= Action item =
Return, from the data below, each line that contains the word "ylabel".

= Extracted entries =
☆ ☆ ☆
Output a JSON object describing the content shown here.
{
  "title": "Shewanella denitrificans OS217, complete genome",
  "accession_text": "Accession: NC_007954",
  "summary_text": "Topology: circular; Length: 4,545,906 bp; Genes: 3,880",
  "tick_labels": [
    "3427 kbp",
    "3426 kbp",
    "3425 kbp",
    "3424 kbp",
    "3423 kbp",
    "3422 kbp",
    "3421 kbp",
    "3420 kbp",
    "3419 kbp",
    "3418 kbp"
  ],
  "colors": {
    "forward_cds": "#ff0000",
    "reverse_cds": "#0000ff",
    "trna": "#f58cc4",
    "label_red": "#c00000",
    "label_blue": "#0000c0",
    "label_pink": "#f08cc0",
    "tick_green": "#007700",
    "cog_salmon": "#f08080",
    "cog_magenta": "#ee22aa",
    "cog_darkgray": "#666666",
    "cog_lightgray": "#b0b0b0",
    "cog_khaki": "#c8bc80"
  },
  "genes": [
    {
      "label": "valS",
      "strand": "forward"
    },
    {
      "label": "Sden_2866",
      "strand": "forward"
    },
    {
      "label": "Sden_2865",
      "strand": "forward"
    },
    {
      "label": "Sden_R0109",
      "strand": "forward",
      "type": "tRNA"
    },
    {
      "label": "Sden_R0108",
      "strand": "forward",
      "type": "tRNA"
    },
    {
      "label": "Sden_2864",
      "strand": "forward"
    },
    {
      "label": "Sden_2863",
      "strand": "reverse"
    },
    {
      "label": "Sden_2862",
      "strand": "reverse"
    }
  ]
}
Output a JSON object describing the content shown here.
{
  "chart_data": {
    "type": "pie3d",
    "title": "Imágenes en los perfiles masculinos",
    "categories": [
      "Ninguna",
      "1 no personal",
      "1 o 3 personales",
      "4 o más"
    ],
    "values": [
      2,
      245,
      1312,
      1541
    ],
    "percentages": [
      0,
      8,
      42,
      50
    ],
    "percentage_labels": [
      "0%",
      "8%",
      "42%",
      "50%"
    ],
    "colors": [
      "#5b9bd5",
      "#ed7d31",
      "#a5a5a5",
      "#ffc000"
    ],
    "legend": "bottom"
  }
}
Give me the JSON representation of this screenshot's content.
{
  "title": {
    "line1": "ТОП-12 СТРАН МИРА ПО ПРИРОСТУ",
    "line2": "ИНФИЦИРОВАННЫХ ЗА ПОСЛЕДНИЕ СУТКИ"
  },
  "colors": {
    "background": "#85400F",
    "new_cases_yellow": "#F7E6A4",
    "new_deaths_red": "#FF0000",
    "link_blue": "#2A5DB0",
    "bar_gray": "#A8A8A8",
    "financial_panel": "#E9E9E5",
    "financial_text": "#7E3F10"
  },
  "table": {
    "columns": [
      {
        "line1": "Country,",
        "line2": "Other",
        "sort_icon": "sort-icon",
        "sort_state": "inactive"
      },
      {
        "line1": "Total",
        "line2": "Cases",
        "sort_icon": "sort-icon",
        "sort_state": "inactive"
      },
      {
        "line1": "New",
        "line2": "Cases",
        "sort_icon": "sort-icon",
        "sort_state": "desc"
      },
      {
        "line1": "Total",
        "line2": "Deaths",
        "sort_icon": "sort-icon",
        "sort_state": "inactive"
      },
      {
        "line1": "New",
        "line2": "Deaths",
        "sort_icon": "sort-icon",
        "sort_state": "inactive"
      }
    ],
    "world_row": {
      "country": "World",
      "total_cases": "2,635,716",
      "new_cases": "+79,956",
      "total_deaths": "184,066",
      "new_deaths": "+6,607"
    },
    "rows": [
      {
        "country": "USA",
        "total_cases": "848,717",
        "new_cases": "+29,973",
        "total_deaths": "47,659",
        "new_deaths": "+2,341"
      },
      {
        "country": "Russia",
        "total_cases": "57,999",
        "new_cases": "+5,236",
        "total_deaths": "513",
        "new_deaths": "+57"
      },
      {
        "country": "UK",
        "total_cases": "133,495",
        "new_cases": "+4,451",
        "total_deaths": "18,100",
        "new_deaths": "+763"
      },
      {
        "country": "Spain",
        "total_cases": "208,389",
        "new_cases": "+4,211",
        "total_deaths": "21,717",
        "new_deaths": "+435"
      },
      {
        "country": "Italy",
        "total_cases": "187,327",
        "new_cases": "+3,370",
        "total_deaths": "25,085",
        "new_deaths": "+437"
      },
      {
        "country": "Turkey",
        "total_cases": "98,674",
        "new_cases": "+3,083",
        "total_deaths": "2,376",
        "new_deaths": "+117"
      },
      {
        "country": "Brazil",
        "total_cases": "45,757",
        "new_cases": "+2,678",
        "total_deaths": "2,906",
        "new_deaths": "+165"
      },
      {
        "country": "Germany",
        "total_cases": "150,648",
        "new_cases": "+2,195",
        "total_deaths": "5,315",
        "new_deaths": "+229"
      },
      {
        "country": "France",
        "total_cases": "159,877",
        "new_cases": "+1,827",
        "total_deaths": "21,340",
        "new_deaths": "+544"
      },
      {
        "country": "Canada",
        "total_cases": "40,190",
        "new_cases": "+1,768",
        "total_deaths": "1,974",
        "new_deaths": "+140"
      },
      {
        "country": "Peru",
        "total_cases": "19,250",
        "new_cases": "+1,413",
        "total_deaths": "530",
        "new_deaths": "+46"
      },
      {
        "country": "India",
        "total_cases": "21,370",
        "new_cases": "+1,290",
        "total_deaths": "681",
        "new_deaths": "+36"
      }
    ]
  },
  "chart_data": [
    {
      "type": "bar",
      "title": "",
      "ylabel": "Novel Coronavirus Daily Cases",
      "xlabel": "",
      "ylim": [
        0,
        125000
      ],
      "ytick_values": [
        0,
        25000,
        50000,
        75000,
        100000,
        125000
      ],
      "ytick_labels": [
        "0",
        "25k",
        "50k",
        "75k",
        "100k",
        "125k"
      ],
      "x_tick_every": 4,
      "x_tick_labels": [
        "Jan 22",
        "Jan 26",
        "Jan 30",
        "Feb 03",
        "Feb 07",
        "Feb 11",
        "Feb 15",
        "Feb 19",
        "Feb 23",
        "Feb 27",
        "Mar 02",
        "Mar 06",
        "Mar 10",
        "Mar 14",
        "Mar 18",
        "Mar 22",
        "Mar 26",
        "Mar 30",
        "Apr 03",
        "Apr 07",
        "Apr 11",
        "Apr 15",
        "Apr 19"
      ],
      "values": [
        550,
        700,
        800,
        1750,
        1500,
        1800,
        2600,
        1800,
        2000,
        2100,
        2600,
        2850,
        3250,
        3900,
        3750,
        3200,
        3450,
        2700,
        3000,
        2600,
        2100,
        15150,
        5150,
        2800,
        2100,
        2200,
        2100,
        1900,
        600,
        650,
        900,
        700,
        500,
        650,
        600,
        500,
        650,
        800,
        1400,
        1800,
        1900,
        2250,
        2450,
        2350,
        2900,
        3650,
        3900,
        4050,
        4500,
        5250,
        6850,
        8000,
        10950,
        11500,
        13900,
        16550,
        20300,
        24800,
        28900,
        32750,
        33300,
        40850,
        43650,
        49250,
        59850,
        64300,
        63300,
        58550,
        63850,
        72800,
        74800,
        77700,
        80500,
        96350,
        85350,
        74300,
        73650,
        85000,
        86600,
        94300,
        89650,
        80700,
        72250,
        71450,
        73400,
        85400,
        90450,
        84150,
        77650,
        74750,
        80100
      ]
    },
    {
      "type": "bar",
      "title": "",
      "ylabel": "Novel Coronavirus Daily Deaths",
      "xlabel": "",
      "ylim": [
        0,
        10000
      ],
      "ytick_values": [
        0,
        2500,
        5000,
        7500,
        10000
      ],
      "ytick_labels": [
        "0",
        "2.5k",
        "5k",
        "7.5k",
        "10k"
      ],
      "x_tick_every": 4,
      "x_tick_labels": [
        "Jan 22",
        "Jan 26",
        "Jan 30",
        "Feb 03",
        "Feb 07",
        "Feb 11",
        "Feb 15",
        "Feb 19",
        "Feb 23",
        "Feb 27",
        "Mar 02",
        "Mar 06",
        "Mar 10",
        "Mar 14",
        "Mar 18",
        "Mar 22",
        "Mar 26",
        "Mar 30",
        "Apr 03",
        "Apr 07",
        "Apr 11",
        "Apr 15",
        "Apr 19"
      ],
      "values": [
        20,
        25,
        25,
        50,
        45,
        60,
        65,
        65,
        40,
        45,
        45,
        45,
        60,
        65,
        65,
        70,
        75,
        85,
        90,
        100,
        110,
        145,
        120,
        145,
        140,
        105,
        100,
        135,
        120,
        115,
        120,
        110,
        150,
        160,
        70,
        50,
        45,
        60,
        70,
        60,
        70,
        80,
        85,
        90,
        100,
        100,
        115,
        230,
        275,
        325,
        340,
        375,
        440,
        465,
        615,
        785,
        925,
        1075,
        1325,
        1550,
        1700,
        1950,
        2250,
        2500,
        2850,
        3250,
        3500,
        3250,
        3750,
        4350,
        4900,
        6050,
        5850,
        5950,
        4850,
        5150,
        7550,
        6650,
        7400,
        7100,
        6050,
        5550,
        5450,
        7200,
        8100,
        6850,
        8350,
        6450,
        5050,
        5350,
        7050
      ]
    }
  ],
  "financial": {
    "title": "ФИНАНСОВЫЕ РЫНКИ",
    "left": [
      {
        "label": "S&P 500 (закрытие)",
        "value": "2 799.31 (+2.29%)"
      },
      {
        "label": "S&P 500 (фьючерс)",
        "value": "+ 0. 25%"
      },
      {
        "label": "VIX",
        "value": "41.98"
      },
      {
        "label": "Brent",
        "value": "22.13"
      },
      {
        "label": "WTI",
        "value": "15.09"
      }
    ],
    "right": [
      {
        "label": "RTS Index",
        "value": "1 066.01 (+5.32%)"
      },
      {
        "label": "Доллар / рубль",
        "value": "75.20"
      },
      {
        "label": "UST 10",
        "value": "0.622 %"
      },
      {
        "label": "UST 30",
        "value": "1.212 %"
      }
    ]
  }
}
☆ ☆ ☆
= Written answer =
      "ylabel": "Novel Coronavirus Daily Cases",
      "ylabel": "Novel Coronavirus Daily Deaths",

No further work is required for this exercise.